- [What the task requires]
Drop all images and give the records again exactly.

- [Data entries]
════════════════════

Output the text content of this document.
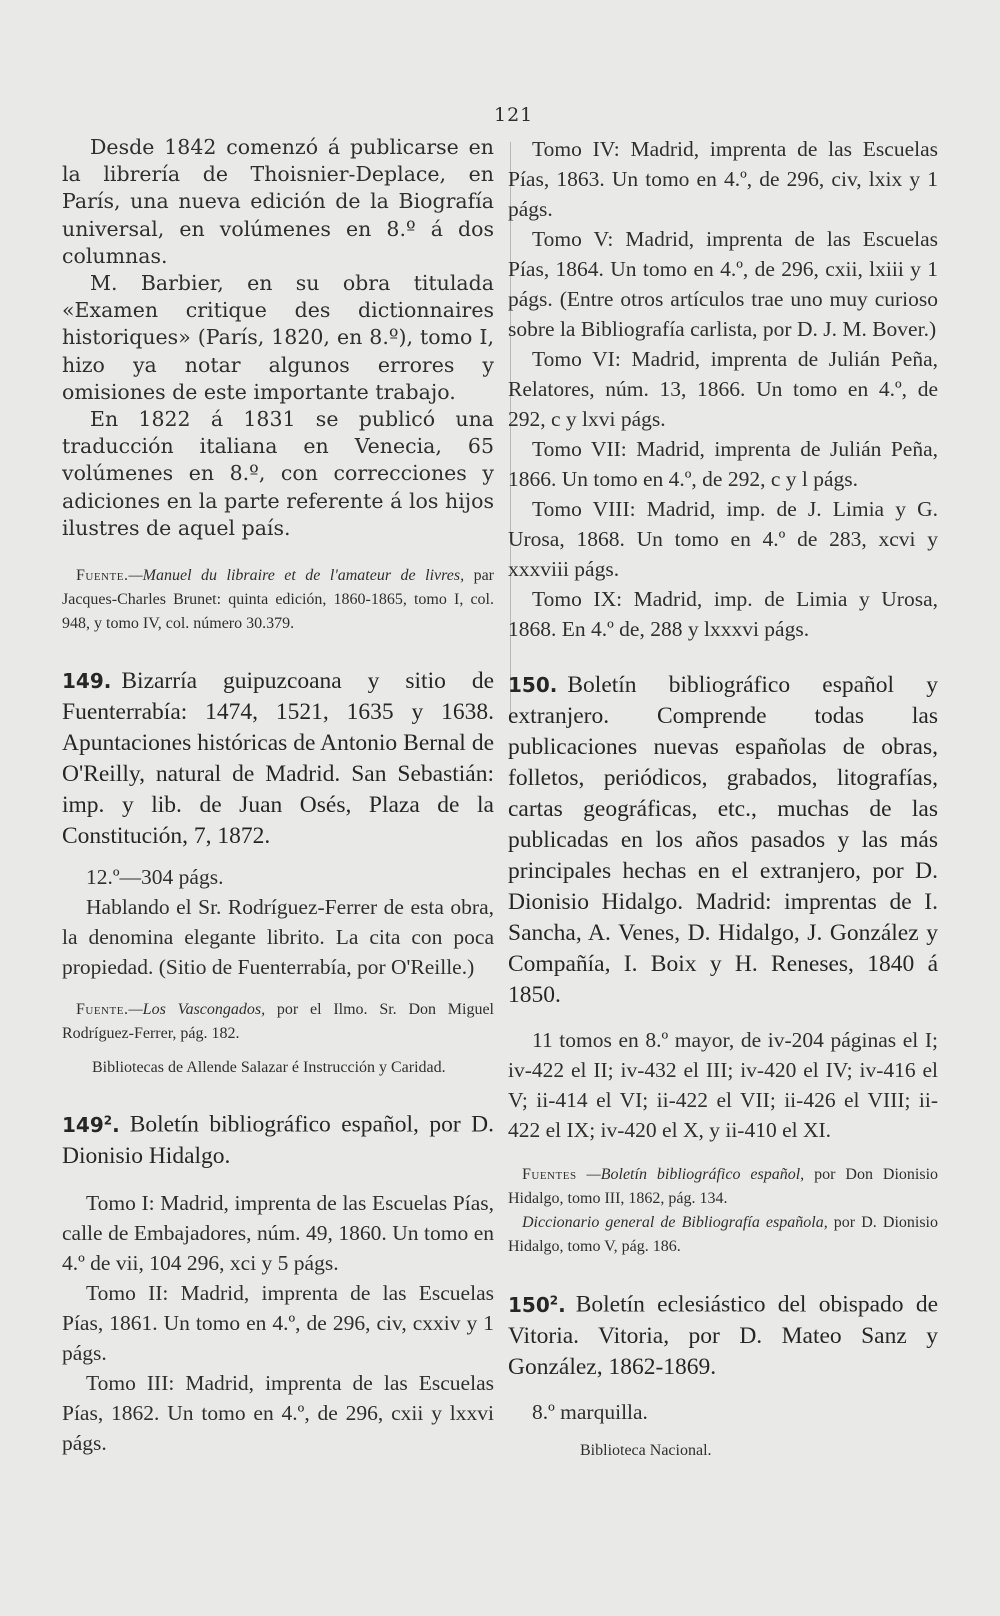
121

Desde 1842 comenzó á publicarse en la librería de Thoisnier-Deplace, en París, una nueva edición de la Biografía universal, en volúmenes en 8.º á dos columnas.

M. Barbier, en su obra titulada «Examen critique des dictionnaires historiques» (París, 1820, en 8.º), tomo I, hizo ya notar algunos errores y omisiones de este importante trabajo.

En 1822 á 1831 se publicó una traducción italiana en Venecia, 65 volúmenes en 8.º, con correcciones y adiciones en la parte referente á los hijos ilustres de aquel país.

Fuente.—Manuel du libraire et de l'amateur de livres, par Jacques-Charles Brunet: quinta edición, 1860-1865, tomo I, col. 948, y tomo IV, col. número 30.379.

149. Bizarría guipuzcoana y sitio de Fuenterrabía: 1474, 1521, 1635 y 1638. Apuntaciones históricas de Antonio Bernal de O'Reilly, natural de Madrid. San Sebastián: imp. y lib. de Juan Osés, Plaza de la Constitución, 7, 1872.

12.º—304 págs.

Hablando el Sr. Rodríguez-Ferrer de esta obra, la denomina elegante librito. La cita con poca propiedad. (Sitio de Fuenterrabía, por O'Reille.)

Fuente.—Los Vascongados, por el Ilmo. Sr. Don Miguel Rodríguez-Ferrer, pág. 182.

Bibliotecas de Allende Salazar é Instrucción y Caridad.

$149^2$. Boletín bibliográfico español, por D. Dionisio Hidalgo.

Tomo I: Madrid, imprenta de las Escuelas Pías, calle de Embajadores, núm. 49, 1860. Un tomo en 4.º de vii, 104 296, xci y 5 págs.

Tomo II: Madrid, imprenta de las Escuelas Pías, 1861. Un tomo en 4.º, de 296, civ, cxxiv y 1 págs.

Tomo III: Madrid, imprenta de las Escuelas Pías, 1862. Un tomo en 4.º, de 296, cxii y lxxvi págs.

Tomo IV: Madrid, imprenta de las Escuelas Pías, 1863. Un tomo en 4.º, de 296, civ, lxix y 1 págs.

Tomo V: Madrid, imprenta de las Escuelas Pías, 1864. Un tomo en 4.º, de 296, cxii, lxiii y 1 págs. (Entre otros artículos trae uno muy curioso sobre la Bibliografía carlista, por D. J. M. Bover.)

Tomo VI: Madrid, imprenta de Julián Peña, Relatores, núm. 13, 1866. Un tomo en 4.º, de 292, c y lxvi págs.

Tomo VII: Madrid, imprenta de Julián Peña, 1866. Un tomo en 4.º, de 292, c y l págs.

Tomo VIII: Madrid, imp. de J. Limia y G. Urosa, 1868. Un tomo en 4.º de 283, xcvi y xxxviii págs.

Tomo IX: Madrid, imp. de Limia y Urosa, 1868. En 4.º de, 288 y lxxxvi págs.

150. Boletín bibliográfico español y extranjero. Comprende todas las publicaciones nuevas españolas de obras, folletos, periódicos, grabados, litografías, cartas geográficas, etc., muchas de las publicadas en los años pasados y las más principales hechas en el extranjero, por D. Dionisio Hidalgo. Madrid: imprentas de I. Sancha, A. Venes, D. Hidalgo, J. González y Compañía, I. Boix y H. Reneses, 1840 á 1850.

11 tomos en 8.º mayor, de iv-204 páginas el I; iv-422 el II; iv-432 el III; iv-420 el IV; iv-416 el V; ii-414 el VI; ii-422 el VII; ii-426 el VIII; ii-422 el IX; iv-420 el X, y ii-410 el XI.

Fuentes —Boletín bibliográfico español, por Don Dionisio Hidalgo, tomo III, 1862, pág. 134.

Diccionario general de Bibliografía española, por D. Dionisio Hidalgo, tomo V, pág. 186.

$150^2$. Boletín eclesiástico del obispado de Vitoria. Vitoria, por D. Mateo Sanz y González, 1862-1869.

8.º marquilla.

Biblioteca Nacional.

════════════════════

- [Final result]
Output the text content of this document.
121

Desde 1842 comenzó á publicarse en la librería de Thoisnier-Deplace, en París, una nueva edición de la Biografía universal, en volúmenes en 8.º á dos columnas.

M. Barbier, en su obra titulada «Examen critique des dictionnaires historiques» (París, 1820, en 8.º), tomo I, hizo ya notar algunos errores y omisiones de este importante trabajo.

En 1822 á 1831 se publicó una traducción italiana en Venecia, 65 volúmenes en 8.º, con correcciones y adiciones en la parte referente á los hijos ilustres de aquel país.

Fuente.—Manuel du libraire et de l'amateur de livres, par Jacques-Charles Brunet: quinta edición, 1860-1865, tomo I, col. 948, y tomo IV, col. número 30.379.

149. Bizarría guipuzcoana y sitio de Fuenterrabía: 1474, 1521, 1635 y 1638. Apuntaciones históricas de Antonio Bernal de O'Reilly, natural de Madrid. San Sebastián: imp. y lib. de Juan Osés, Plaza de la Constitución, 7, 1872.

12.º—304 págs.

Hablando el Sr. Rodríguez-Ferrer de esta obra, la denomina elegante librito. La cita con poca propiedad. (Sitio de Fuenterrabía, por O'Reille.)

Fuente.—Los Vascongados, por el Ilmo. Sr. Don Miguel Rodríguez-Ferrer, pág. 182.

Bibliotecas de Allende Salazar é Instrucción y Caridad.

$149^2$. Boletín bibliográfico español, por D. Dionisio Hidalgo.

Tomo I: Madrid, imprenta de las Escuelas Pías, calle de Embajadores, núm. 49, 1860. Un tomo en 4.º de vii, 104 296, xci y 5 págs.

Tomo II: Madrid, imprenta de las Escuelas Pías, 1861. Un tomo en 4.º, de 296, civ, cxxiv y 1 págs.

Tomo III: Madrid, imprenta de las Escuelas Pías, 1862. Un tomo en 4.º, de 296, cxii y lxxvi págs.

Tomo IV: Madrid, imprenta de las Escuelas Pías, 1863. Un tomo en 4.º, de 296, civ, lxix y 1 págs.

Tomo V: Madrid, imprenta de las Escuelas Pías, 1864. Un tomo en 4.º, de 296, cxii, lxiii y 1 págs. (Entre otros artículos trae uno muy curioso sobre la Bibliografía carlista, por D. J. M. Bover.)

Tomo VI: Madrid, imprenta de Julián Peña, Relatores, núm. 13, 1866. Un tomo en 4.º, de 292, c y lxvi págs.

Tomo VII: Madrid, imprenta de Julián Peña, 1866. Un tomo en 4.º, de 292, c y l págs.

Tomo VIII: Madrid, imp. de J. Limia y G. Urosa, 1868. Un tomo en 4.º de 283, xcvi y xxxviii págs.

Tomo IX: Madrid, imp. de Limia y Urosa, 1868. En 4.º de, 288 y lxxxvi págs.

150. Boletín bibliográfico español y extranjero. Comprende todas las publicaciones nuevas españolas de obras, folletos, periódicos, grabados, litografías, cartas geográficas, etc., muchas de las publicadas en los años pasados y las más principales hechas en el extranjero, por D. Dionisio Hidalgo. Madrid: imprentas de I. Sancha, A. Venes, D. Hidalgo, J. González y Compañía, I. Boix y H. Reneses, 1840 á 1850.

11 tomos en 8.º mayor, de iv-204 páginas el I; iv-422 el II; iv-432 el III; iv-420 el IV; iv-416 el V; ii-414 el VI; ii-422 el VII; ii-426 el VIII; ii-422 el IX; iv-420 el X, y ii-410 el XI.

Fuentes —Boletín bibliográfico español, por Don Dionisio Hidalgo, tomo III, 1862, pág. 134.

Diccionario general de Bibliografía española, por D. Dionisio Hidalgo, tomo V, pág. 186.

$150^2$. Boletín eclesiástico del obispado de Vitoria. Vitoria, por D. Mateo Sanz y González, 1862-1869.

8.º marquilla.

Biblioteca Nacional.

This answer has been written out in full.